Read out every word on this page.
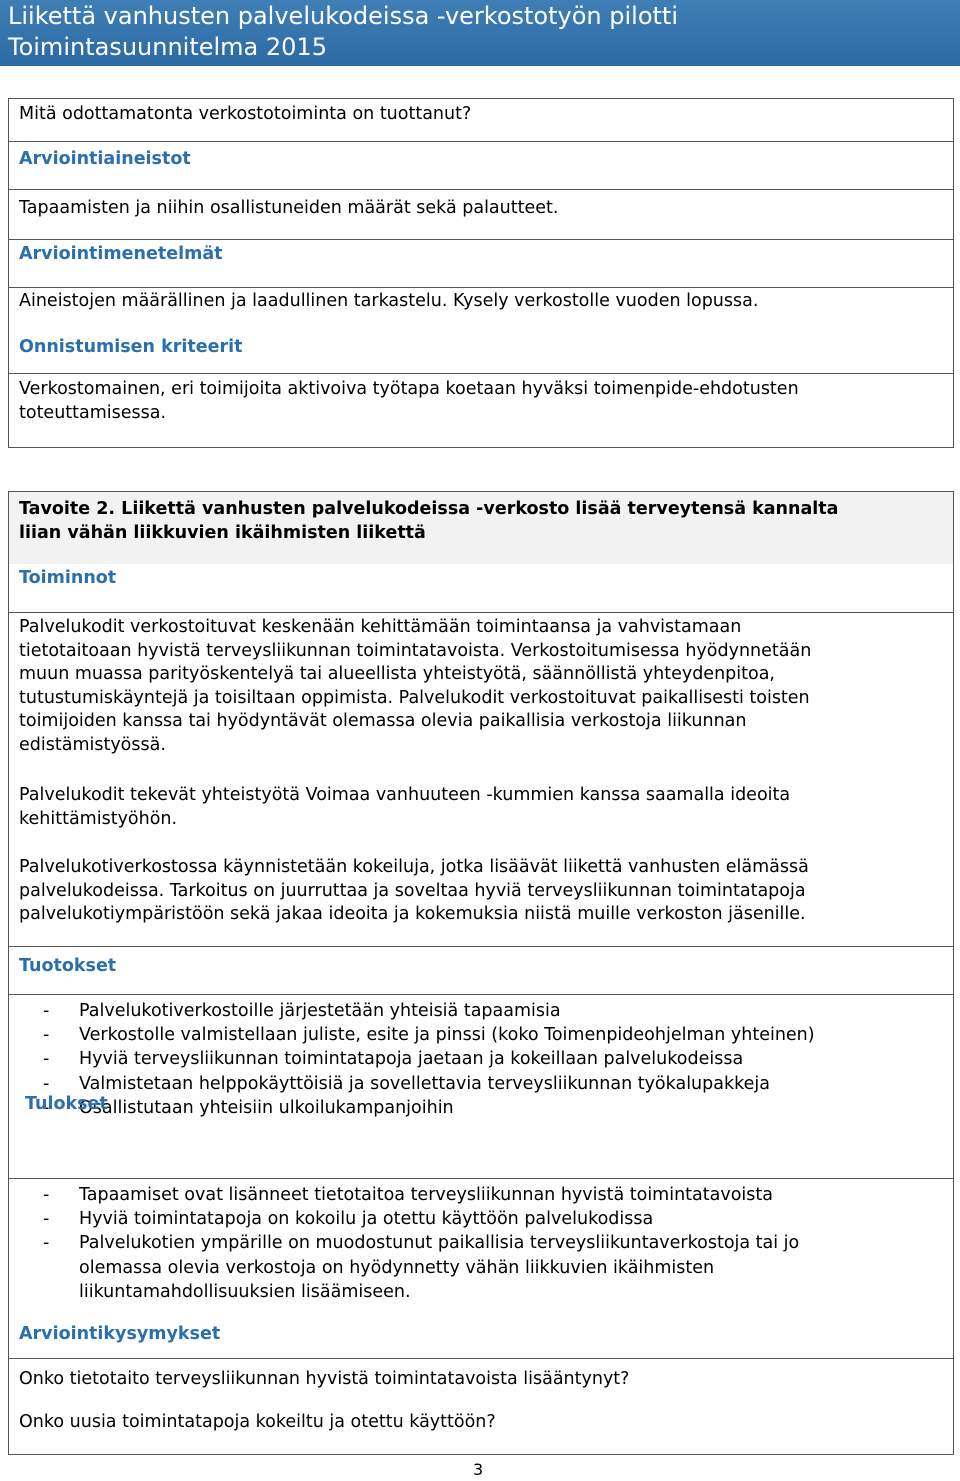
Liikettä vanhusten palvelukodeissa -verkostotyön pilotti
Toimintasuunnitelma 2015
Mitä odottamatonta verkostotoiminta on tuottanut?
Arviointiaineistot
Tapaamisten ja niihin osallistuneiden määrät sekä palautteet.
Arviointimenetelmät
Aineistojen määrällinen ja laadullinen tarkastelu. Kysely verkostolle vuoden lopussa.
Onnistumisen kriteerit
Verkostomainen, eri toimijoita aktivoiva työtapa koetaan hyväksi toimenpide-ehdotusten
toteuttamisessa.
Tavoite 2. Liikettä vanhusten palvelukodeissa -verkosto lisää terveytensä kannalta
liian vähän liikkuvien ikäihmisten liikettä
Toiminnot
Palvelukodit verkostoituvat keskenään kehittämään toimintaansa ja vahvistamaan
tietotaitoaan hyvistä terveysliikunnan toimintatavoista. Verkostoitumisessa hyödynnetään
muun muassa parityöskentelyä tai alueellista yhteistyötä, säännöllistä yhteydenpitoa,
tutustumiskäyntejä ja toisiltaan oppimista. Palvelukodit verkostoituvat paikallisesti toisten
toimijoiden kanssa tai hyödyntävät olemassa olevia paikallisia verkostoja liikunnan
edistämistyössä.
Palvelukodit tekevät yhteistyötä Voimaa vanhuuteen -kummien kanssa saamalla ideoita
kehittämistyöhön.
Palvelukotiverkostossa käynnistetään kokeiluja, jotka lisäävät liikettä vanhusten elämässä
palvelukodeissa. Tarkoitus on juurruttaa ja soveltaa hyviä terveysliikunnan toimintatapoja
palvelukotiympäristöön sekä jakaa ideoita ja kokemuksia niistä muille verkoston jäsenille.
Tuotokset
- Palvelukotiverkostoille järjestetään yhteisiä tapaamisia
- Verkostolle valmistellaan juliste, esite ja pinssi (koko Toimenpideohjelman yhteinen)
- Hyviä terveysliikunnan toimintatapoja jaetaan ja kokeillaan palvelukodeissa
- Valmistetaan helppokäyttöisiä ja sovellettavia terveysliikunnan työkalupakkeja
- Osallistutaan yhteisiin ulkoilukampanjoihin
Tulokset
- Tapaamiset ovat lisänneet tietotaitoa terveysliikunnan hyvistä toimintatavoista
- Hyviä toimintatapoja on kokoilu ja otettu käyttöön palvelukodissa
- Palvelukotien ympärille on muodostunut paikallisia terveysliikuntaverkostoja tai jo
olemassa olevia verkostoja on hyödynnetty vähän liikkuvien ikäihmisten
liikuntamahdollisuuksien lisäämiseen.
Arviointikysymykset
Onko tietotaito terveysliikunnan hyvistä toimintatavoista lisääntynyt?
Onko uusia toimintatapoja kokeiltu ja otettu käyttöön?
3
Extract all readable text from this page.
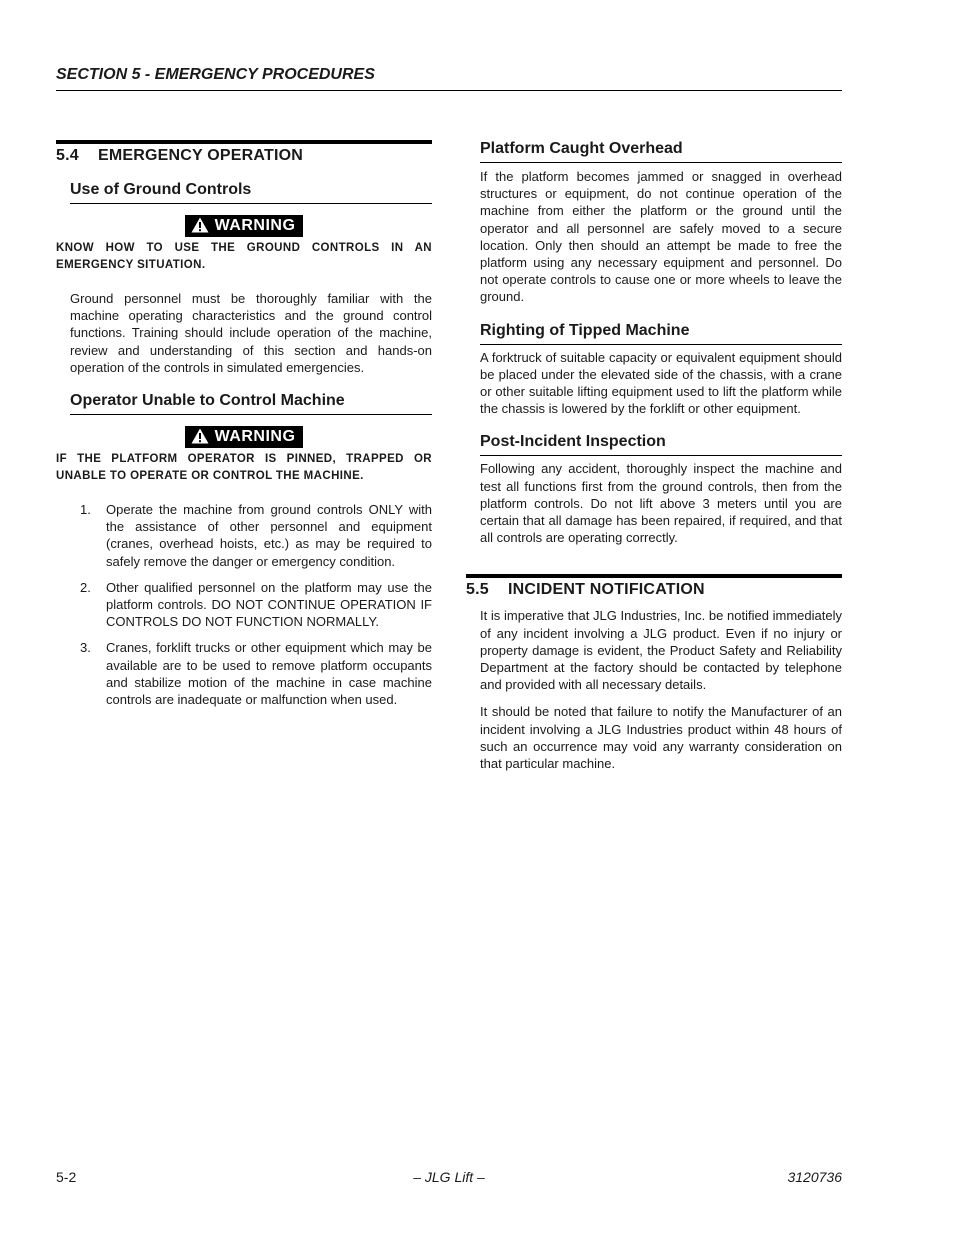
SECTION 5 - EMERGENCY PROCEDURES
5.4 EMERGENCY OPERATION
Use of Ground Controls
WARNING
KNOW HOW TO USE THE GROUND CONTROLS IN AN EMERGENCY SITUATION.
Ground personnel must be thoroughly familiar with the machine operating characteristics and the ground control functions. Training should include operation of the machine, review and understanding of this section and hands-on operation of the controls in simulated emergencies.
Operator Unable to Control Machine
WARNING
IF THE PLATFORM OPERATOR IS PINNED, TRAPPED OR UNABLE TO OPERATE OR CONTROL THE MACHINE.
1. Operate the machine from ground controls ONLY with the assistance of other personnel and equipment (cranes, overhead hoists, etc.) as may be required to safely remove the danger or emergency condition.
2. Other qualified personnel on the platform may use the platform controls. DO NOT CONTINUE OPERATION IF CONTROLS DO NOT FUNCTION NORMALLY.
3. Cranes, forklift trucks or other equipment which may be available are to be used to remove platform occupants and stabilize motion of the machine in case machine controls are inadequate or malfunction when used.
Platform Caught Overhead
If the platform becomes jammed or snagged in overhead structures or equipment, do not continue operation of the machine from either the platform or the ground until the operator and all personnel are safely moved to a secure location. Only then should an attempt be made to free the platform using any necessary equipment and personnel. Do not operate controls to cause one or more wheels to leave the ground.
Righting of Tipped Machine
A forktruck of suitable capacity or equivalent equipment should be placed under the elevated side of the chassis, with a crane or other suitable lifting equipment used to lift the platform while the chassis is lowered by the forklift or other equipment.
Post-Incident Inspection
Following any accident, thoroughly inspect the machine and test all functions first from the ground controls, then from the platform controls. Do not lift above 3 meters until you are certain that all damage has been repaired, if required, and that all controls are operating correctly.
5.5 INCIDENT NOTIFICATION
It is imperative that JLG Industries, Inc. be notified immediately of any incident involving a JLG product. Even if no injury or property damage is evident, the Product Safety and Reliability Department at the factory should be contacted by telephone and provided with all necessary details.
It should be noted that failure to notify the Manufacturer of an incident involving a JLG Industries product within 48 hours of such an occurrence may void any warranty consideration on that particular machine.
5-2	– JLG Lift –	3120736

══════

> [AIM]: Pictures don't belong in the copy. Transcribe every record exactly as it appears.

> [EXERCISE OUTPUT]:
Read out every word on this page.
Liikettä vanhusten palvelukodeissa -verkostotyön pilotti
Toimintasuunnitelma 2015
Mitä odottamatonta verkostotoiminta on tuottanut?
Arviointiaineistot
Tapaamisten ja niihin osallistuneiden määrät sekä palautteet.
Arviointimenetelmät
Aineistojen määrällinen ja laadullinen tarkastelu. Kysely verkostolle vuoden lopussa.
Onnistumisen kriteerit
Verkostomainen, eri toimijoita aktivoiva työtapa koetaan hyväksi toimenpide-ehdotusten
toteuttamisessa.
Tavoite 2. Liikettä vanhusten palvelukodeissa -verkosto lisää terveytensä kannalta
liian vähän liikkuvien ikäihmisten liikettä
Toiminnot
Palvelukodit verkostoituvat keskenään kehittämään toimintaansa ja vahvistamaan
tietotaitoaan hyvistä terveysliikunnan toimintatavoista. Verkostoitumisessa hyödynnetään
muun muassa parityöskentelyä tai alueellista yhteistyötä, säännöllistä yhteydenpitoa,
tutustumiskäyntejä ja toisiltaan oppimista. Palvelukodit verkostoituvat paikallisesti toisten
toimijoiden kanssa tai hyödyntävät olemassa olevia paikallisia verkostoja liikunnan
edistämistyössä.
Palvelukodit tekevät yhteistyötä Voimaa vanhuuteen -kummien kanssa saamalla ideoita
kehittämistyöhön.
Palvelukotiverkostossa käynnistetään kokeiluja, jotka lisäävät liikettä vanhusten elämässä
palvelukodeissa. Tarkoitus on juurruttaa ja soveltaa hyviä terveysliikunnan toimintatapoja
palvelukotiympäristöön sekä jakaa ideoita ja kokemuksia niistä muille verkoston jäsenille.
Tuotokset
- Palvelukotiverkostoille järjestetään yhteisiä tapaamisia
- Verkostolle valmistellaan juliste, esite ja pinssi (koko Toimenpideohjelman yhteinen)
- Hyviä terveysliikunnan toimintatapoja jaetaan ja kokeillaan palvelukodeissa
- Valmistetaan helppokäyttöisiä ja sovellettavia terveysliikunnan työkalupakkeja
- Osallistutaan yhteisiin ulkoilukampanjoihin
Tulokset
- Tapaamiset ovat lisänneet tietotaitoa terveysliikunnan hyvistä toimintatavoista
- Hyviä toimintatapoja on kokoilu ja otettu käyttöön palvelukodissa
- Palvelukotien ympärille on muodostunut paikallisia terveysliikuntaverkostoja tai jo
olemassa olevia verkostoja on hyödynnetty vähän liikkuvien ikäihmisten
liikuntamahdollisuuksien lisäämiseen.
Arviointikysymykset
Onko tietotaito terveysliikunnan hyvistä toimintatavoista lisääntynyt?
Onko uusia toimintatapoja kokeiltu ja otettu käyttöön?
3
Extract all readable text from this page.
SECTION 5 - EMERGENCY PROCEDURES
5.4 EMERGENCY OPERATION
Use of Ground Controls
WARNING
KNOW HOW TO USE THE GROUND CONTROLS IN AN EMERGENCY SITUATION.
Ground personnel must be thoroughly familiar with the machine operating characteristics and the ground control functions. Training should include operation of the machine, review and understanding of this section and hands-on operation of the controls in simulated emergencies.
Operator Unable to Control Machine
WARNING
IF THE PLATFORM OPERATOR IS PINNED, TRAPPED OR UNABLE TO OPERATE OR CONTROL THE MACHINE.
1. Operate the machine from ground controls ONLY with the assistance of other personnel and equipment (cranes, overhead hoists, etc.) as may be required to safely remove the danger or emergency condition.
2. Other qualified personnel on the platform may use the platform controls. DO NOT CONTINUE OPERATION IF CONTROLS DO NOT FUNCTION NORMALLY.
3. Cranes, forklift trucks or other equipment which may be available are to be used to remove platform occupants and stabilize motion of the machine in case machine controls are inadequate or malfunction when used.
Platform Caught Overhead
If the platform becomes jammed or snagged in overhead structures or equipment, do not continue operation of the machine from either the platform or the ground until the operator and all personnel are safely moved to a secure location. Only then should an attempt be made to free the platform using any necessary equipment and personnel. Do not operate controls to cause one or more wheels to leave the ground.
Righting of Tipped Machine
A forktruck of suitable capacity or equivalent equipment should be placed under the elevated side of the chassis, with a crane or other suitable lifting equipment used to lift the platform while the chassis is lowered by the forklift or other equipment.
Post-Incident Inspection
Following any accident, thoroughly inspect the machine and test all functions first from the ground controls, then from the platform controls. Do not lift above 3 meters until you are certain that all damage has been repaired, if required, and that all controls are operating correctly.
5.5 INCIDENT NOTIFICATION
It is imperative that JLG Industries, Inc. be notified immediately of any incident involving a JLG product. Even if no injury or property damage is evident, the Product Safety and Reliability Department at the factory should be contacted by telephone and provided with all necessary details.
It should be noted that failure to notify the Manufacturer of an incident involving a JLG Industries product within 48 hours of such an occurrence may void any warranty consideration on that particular machine.
5-2	– JLG Lift –	3120736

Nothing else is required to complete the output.